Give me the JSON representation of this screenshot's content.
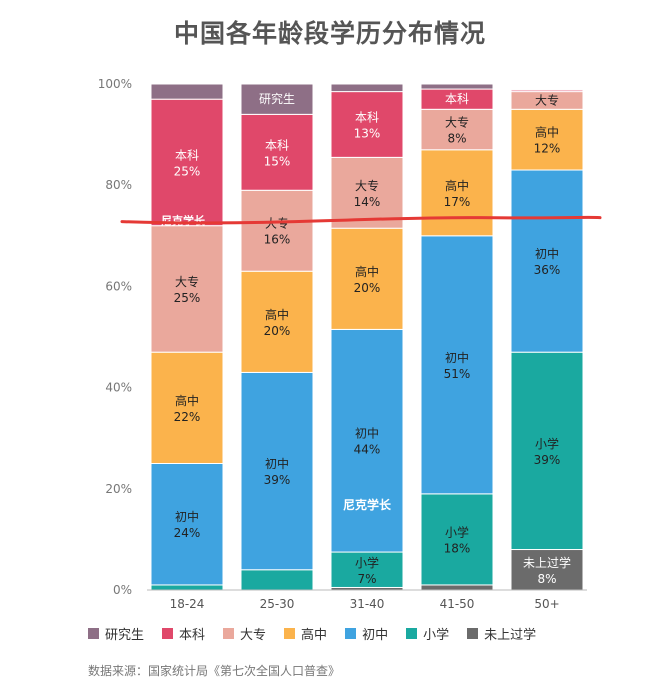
{
  "chart_data": {
    "type": "bar",
    "stacked": true,
    "title": "中国各年龄段学历分布情况",
    "categories": [
      "18-24",
      "25-30",
      "31-40",
      "41-50",
      "50+"
    ],
    "y_ticks": [
      "0%",
      "20%",
      "40%",
      "60%",
      "80%",
      "100%"
    ],
    "ylim": [
      0,
      100
    ],
    "legend_position": "bottom",
    "series": [
      {
        "name": "未上过学",
        "color": "#6b6b6b",
        "values": [
          0,
          0,
          0.5,
          1,
          8
        ]
      },
      {
        "name": "小学",
        "color": "#1aa9a0",
        "values": [
          1,
          4,
          7,
          18,
          39
        ]
      },
      {
        "name": "初中",
        "color": "#3fa3e0",
        "values": [
          24,
          39,
          44,
          51,
          36
        ]
      },
      {
        "name": "高中",
        "color": "#fbb34c",
        "values": [
          22,
          20,
          20,
          17,
          12
        ]
      },
      {
        "name": "大专",
        "color": "#eaa89c",
        "values": [
          25,
          16,
          14,
          8,
          3.5
        ]
      },
      {
        "name": "本科",
        "color": "#e0486a",
        "values": [
          25,
          15,
          13,
          4,
          0.3
        ]
      },
      {
        "name": "研究生",
        "color": "#8e6f86",
        "values": [
          3,
          6,
          1.5,
          1,
          0.2
        ]
      }
    ],
    "data_labels": [
      {
        "category": 0,
        "series": "本科",
        "line1": "本科",
        "line2": "25%"
      },
      {
        "category": 0,
        "series": "大专",
        "line1": "大专",
        "line2": "25%"
      },
      {
        "category": 0,
        "series": "高中",
        "line1": "高中",
        "line2": "22%"
      },
      {
        "category": 0,
        "series": "初中",
        "line1": "初中",
        "line2": "24%"
      },
      {
        "category": 1,
        "series": "研究生",
        "line1": "研究生",
        "line2": ""
      },
      {
        "category": 1,
        "series": "本科",
        "line1": "本科",
        "line2": "15%"
      },
      {
        "category": 1,
        "series": "大专",
        "line1": "大专",
        "line2": "16%"
      },
      {
        "category": 1,
        "series": "高中",
        "line1": "高中",
        "line2": "20%"
      },
      {
        "category": 1,
        "series": "初中",
        "line1": "初中",
        "line2": "39%"
      },
      {
        "category": 2,
        "series": "本科",
        "line1": "本科",
        "line2": "13%"
      },
      {
        "category": 2,
        "series": "大专",
        "line1": "大专",
        "line2": "14%"
      },
      {
        "category": 2,
        "series": "高中",
        "line1": "高中",
        "line2": "20%"
      },
      {
        "category": 2,
        "series": "初中",
        "line1": "初中",
        "line2": "44%"
      },
      {
        "category": 2,
        "series": "小学",
        "line1": "小学",
        "line2": "7%"
      },
      {
        "category": 3,
        "series": "本科",
        "line1": "本科",
        "line2": ""
      },
      {
        "category": 3,
        "series": "大专",
        "line1": "大专",
        "line2": "8%"
      },
      {
        "category": 3,
        "series": "高中",
        "line1": "高中",
        "line2": "17%"
      },
      {
        "category": 3,
        "series": "初中",
        "line1": "初中",
        "line2": "51%"
      },
      {
        "category": 3,
        "series": "小学",
        "line1": "小学",
        "line2": "18%"
      },
      {
        "category": 4,
        "series": "大专",
        "line1": "大专",
        "line2": ""
      },
      {
        "category": 4,
        "series": "高中",
        "line1": "高中",
        "line2": "12%"
      },
      {
        "category": 4,
        "series": "初中",
        "line1": "初中",
        "line2": "36%"
      },
      {
        "category": 4,
        "series": "小学",
        "line1": "小学",
        "line2": "39%"
      },
      {
        "category": 4,
        "series": "未上过学",
        "line1": "未上过学",
        "line2": "8%"
      }
    ],
    "annotation_line_percent": 73,
    "annotation_line_color": "#e53935",
    "watermark_text": "尼克学长"
  },
  "legend_order": [
    "研究生",
    "本科",
    "大专",
    "高中",
    "初中",
    "小学",
    "未上过学"
  ],
  "source_text": "数据来源：国家统计局《第七次全国人口普查》"
}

◆ ◆ ◆ ◆ ◆

Exactly reproduce the entries above, minus the pictures.

## [THE REPLY]
Give me the JSON representation of this screenshot's content.
{
  "chart_data": {
    "type": "bar",
    "stacked": true,
    "title": "中国各年龄段学历分布情况",
    "categories": [
      "18-24",
      "25-30",
      "31-40",
      "41-50",
      "50+"
    ],
    "y_ticks": [
      "0%",
      "20%",
      "40%",
      "60%",
      "80%",
      "100%"
    ],
    "ylim": [
      0,
      100
    ],
    "legend_position": "bottom",
    "series": [
      {
        "name": "未上过学",
        "color": "#6b6b6b",
        "values": [
          0,
          0,
          0.5,
          1,
          8
        ]
      },
      {
        "name": "小学",
        "color": "#1aa9a0",
        "values": [
          1,
          4,
          7,
          18,
          39
        ]
      },
      {
        "name": "初中",
        "color": "#3fa3e0",
        "values": [
          24,
          39,
          44,
          51,
          36
        ]
      },
      {
        "name": "高中",
        "color": "#fbb34c",
        "values": [
          22,
          20,
          20,
          17,
          12
        ]
      },
      {
        "name": "大专",
        "color": "#eaa89c",
        "values": [
          25,
          16,
          14,
          8,
          3.5
        ]
      },
      {
        "name": "本科",
        "color": "#e0486a",
        "values": [
          25,
          15,
          13,
          4,
          0.3
        ]
      },
      {
        "name": "研究生",
        "color": "#8e6f86",
        "values": [
          3,
          6,
          1.5,
          1,
          0.2
        ]
      }
    ],
    "data_labels": [
      {
        "category": 0,
        "series": "本科",
        "line1": "本科",
        "line2": "25%"
      },
      {
        "category": 0,
        "series": "大专",
        "line1": "大专",
        "line2": "25%"
      },
      {
        "category": 0,
        "series": "高中",
        "line1": "高中",
        "line2": "22%"
      },
      {
        "category": 0,
        "series": "初中",
        "line1": "初中",
        "line2": "24%"
      },
      {
        "category": 1,
        "series": "研究生",
        "line1": "研究生",
        "line2": ""
      },
      {
        "category": 1,
        "series": "本科",
        "line1": "本科",
        "line2": "15%"
      },
      {
        "category": 1,
        "series": "大专",
        "line1": "大专",
        "line2": "16%"
      },
      {
        "category": 1,
        "series": "高中",
        "line1": "高中",
        "line2": "20%"
      },
      {
        "category": 1,
        "series": "初中",
        "line1": "初中",
        "line2": "39%"
      },
      {
        "category": 2,
        "series": "本科",
        "line1": "本科",
        "line2": "13%"
      },
      {
        "category": 2,
        "series": "大专",
        "line1": "大专",
        "line2": "14%"
      },
      {
        "category": 2,
        "series": "高中",
        "line1": "高中",
        "line2": "20%"
      },
      {
        "category": 2,
        "series": "初中",
        "line1": "初中",
        "line2": "44%"
      },
      {
        "category": 2,
        "series": "小学",
        "line1": "小学",
        "line2": "7%"
      },
      {
        "category": 3,
        "series": "本科",
        "line1": "本科",
        "line2": ""
      },
      {
        "category": 3,
        "series": "大专",
        "line1": "大专",
        "line2": "8%"
      },
      {
        "category": 3,
        "series": "高中",
        "line1": "高中",
        "line2": "17%"
      },
      {
        "category": 3,
        "series": "初中",
        "line1": "初中",
        "line2": "51%"
      },
      {
        "category": 3,
        "series": "小学",
        "line1": "小学",
        "line2": "18%"
      },
      {
        "category": 4,
        "series": "大专",
        "line1": "大专",
        "line2": ""
      },
      {
        "category": 4,
        "series": "高中",
        "line1": "高中",
        "line2": "12%"
      },
      {
        "category": 4,
        "series": "初中",
        "line1": "初中",
        "line2": "36%"
      },
      {
        "category": 4,
        "series": "小学",
        "line1": "小学",
        "line2": "39%"
      },
      {
        "category": 4,
        "series": "未上过学",
        "line1": "未上过学",
        "line2": "8%"
      }
    ],
    "annotation_line_percent": 73,
    "annotation_line_color": "#e53935",
    "watermark_text": "尼克学长"
  },
  "legend_order": [
    "研究生",
    "本科",
    "大专",
    "高中",
    "初中",
    "小学",
    "未上过学"
  ],
  "source_text": "数据来源：国家统计局《第七次全国人口普查》"
}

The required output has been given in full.